▶ [Aim]
Output all the material that follows, exactly as given.
:: Supplied data ::
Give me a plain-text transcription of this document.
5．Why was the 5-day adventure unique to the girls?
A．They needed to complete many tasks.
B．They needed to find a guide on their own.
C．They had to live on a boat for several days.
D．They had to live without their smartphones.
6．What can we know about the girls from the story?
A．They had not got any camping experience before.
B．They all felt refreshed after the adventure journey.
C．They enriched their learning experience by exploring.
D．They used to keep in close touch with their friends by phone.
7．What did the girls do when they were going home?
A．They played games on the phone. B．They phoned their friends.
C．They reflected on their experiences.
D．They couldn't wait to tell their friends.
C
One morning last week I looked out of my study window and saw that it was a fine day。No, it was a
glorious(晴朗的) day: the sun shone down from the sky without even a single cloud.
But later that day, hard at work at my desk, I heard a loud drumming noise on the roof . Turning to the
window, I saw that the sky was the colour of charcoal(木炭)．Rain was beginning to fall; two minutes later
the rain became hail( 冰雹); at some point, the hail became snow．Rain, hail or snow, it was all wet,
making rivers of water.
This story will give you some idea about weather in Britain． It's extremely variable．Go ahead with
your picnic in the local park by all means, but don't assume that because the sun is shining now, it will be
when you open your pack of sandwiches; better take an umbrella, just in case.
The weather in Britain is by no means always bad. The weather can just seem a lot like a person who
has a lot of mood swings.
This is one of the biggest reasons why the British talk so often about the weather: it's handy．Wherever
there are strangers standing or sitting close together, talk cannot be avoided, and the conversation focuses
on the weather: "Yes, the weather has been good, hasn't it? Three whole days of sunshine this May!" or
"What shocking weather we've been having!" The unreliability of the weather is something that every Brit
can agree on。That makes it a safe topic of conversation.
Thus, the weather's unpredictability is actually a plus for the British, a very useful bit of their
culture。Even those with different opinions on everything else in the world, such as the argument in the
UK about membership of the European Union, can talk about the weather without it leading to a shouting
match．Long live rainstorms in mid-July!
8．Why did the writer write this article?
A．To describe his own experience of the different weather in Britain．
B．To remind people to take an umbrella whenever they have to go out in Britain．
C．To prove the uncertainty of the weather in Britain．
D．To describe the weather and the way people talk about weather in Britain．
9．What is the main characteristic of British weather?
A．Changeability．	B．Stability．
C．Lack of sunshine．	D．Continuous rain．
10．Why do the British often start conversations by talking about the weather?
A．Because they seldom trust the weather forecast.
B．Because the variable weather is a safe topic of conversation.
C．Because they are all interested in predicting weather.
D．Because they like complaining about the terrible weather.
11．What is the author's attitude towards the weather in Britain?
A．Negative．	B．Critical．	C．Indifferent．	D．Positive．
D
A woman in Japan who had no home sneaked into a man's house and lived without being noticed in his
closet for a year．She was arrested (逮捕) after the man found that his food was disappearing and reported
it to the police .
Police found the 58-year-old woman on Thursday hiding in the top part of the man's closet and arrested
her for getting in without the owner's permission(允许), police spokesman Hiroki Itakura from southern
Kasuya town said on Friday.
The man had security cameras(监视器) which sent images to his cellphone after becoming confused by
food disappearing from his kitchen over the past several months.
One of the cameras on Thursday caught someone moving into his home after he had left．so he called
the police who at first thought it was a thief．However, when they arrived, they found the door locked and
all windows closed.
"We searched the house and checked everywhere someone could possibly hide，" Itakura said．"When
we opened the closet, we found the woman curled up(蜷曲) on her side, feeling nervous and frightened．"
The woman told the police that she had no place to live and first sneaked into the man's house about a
:::
▶ [Solution for this exercise]
Give me a plain-text transcription of this document.
5．Why was the 5-day adventure unique to the girls?
A．They needed to complete many tasks.
B．They needed to find a guide on their own.
C．They had to live on a boat for several days.
D．They had to live without their smartphones.
6．What can we know about the girls from the story?
A．They had not got any camping experience before.
B．They all felt refreshed after the adventure journey.
C．They enriched their learning experience by exploring.
D．They used to keep in close touch with their friends by phone.
7．What did the girls do when they were going home?
A．They played games on the phone. B．They phoned their friends.
C．They reflected on their experiences.
D．They couldn't wait to tell their friends.
C
One morning last week I looked out of my study window and saw that it was a fine day。No, it was a
glorious(晴朗的) day: the sun shone down from the sky without even a single cloud.
But later that day, hard at work at my desk, I heard a loud drumming noise on the roof . Turning to the
window, I saw that the sky was the colour of charcoal(木炭)．Rain was beginning to fall; two minutes later
the rain became hail( 冰雹); at some point, the hail became snow．Rain, hail or snow, it was all wet,
making rivers of water.
This story will give you some idea about weather in Britain． It's extremely variable．Go ahead with
your picnic in the local park by all means, but don't assume that because the sun is shining now, it will be
when you open your pack of sandwiches; better take an umbrella, just in case.
The weather in Britain is by no means always bad. The weather can just seem a lot like a person who
has a lot of mood swings.
This is one of the biggest reasons why the British talk so often about the weather: it's handy．Wherever
there are strangers standing or sitting close together, talk cannot be avoided, and the conversation focuses
on the weather: "Yes, the weather has been good, hasn't it? Three whole days of sunshine this May!" or
"What shocking weather we've been having!" The unreliability of the weather is something that every Brit
can agree on。That makes it a safe topic of conversation.
Thus, the weather's unpredictability is actually a plus for the British, a very useful bit of their
culture。Even those with different opinions on everything else in the world, such as the argument in the
UK about membership of the European Union, can talk about the weather without it leading to a shouting
match．Long live rainstorms in mid-July!
8．Why did the writer write this article?
A．To describe his own experience of the different weather in Britain．
B．To remind people to take an umbrella whenever they have to go out in Britain．
C．To prove the uncertainty of the weather in Britain．
D．To describe the weather and the way people talk about weather in Britain．
9．What is the main characteristic of British weather?
A．Changeability．	B．Stability．
C．Lack of sunshine．	D．Continuous rain．
10．Why do the British often start conversations by talking about the weather?
A．Because they seldom trust the weather forecast.
B．Because the variable weather is a safe topic of conversation.
C．Because they are all interested in predicting weather.
D．Because they like complaining about the terrible weather.
11．What is the author's attitude towards the weather in Britain?
A．Negative．	B．Critical．	C．Indifferent．	D．Positive．
D
A woman in Japan who had no home sneaked into a man's house and lived without being noticed in his
closet for a year．She was arrested (逮捕) after the man found that his food was disappearing and reported
it to the police .
Police found the 58-year-old woman on Thursday hiding in the top part of the man's closet and arrested
her for getting in without the owner's permission(允许), police spokesman Hiroki Itakura from southern
Kasuya town said on Friday.
The man had security cameras(监视器) which sent images to his cellphone after becoming confused by
food disappearing from his kitchen over the past several months.
One of the cameras on Thursday caught someone moving into his home after he had left．so he called
the police who at first thought it was a thief．However, when they arrived, they found the door locked and
all windows closed.
"We searched the house and checked everywhere someone could possibly hide，" Itakura said．"When
we opened the closet, we found the woman curled up(蜷曲) on her side, feeling nervous and frightened．"
The woman told the police that she had no place to live and first sneaked into the man's house about a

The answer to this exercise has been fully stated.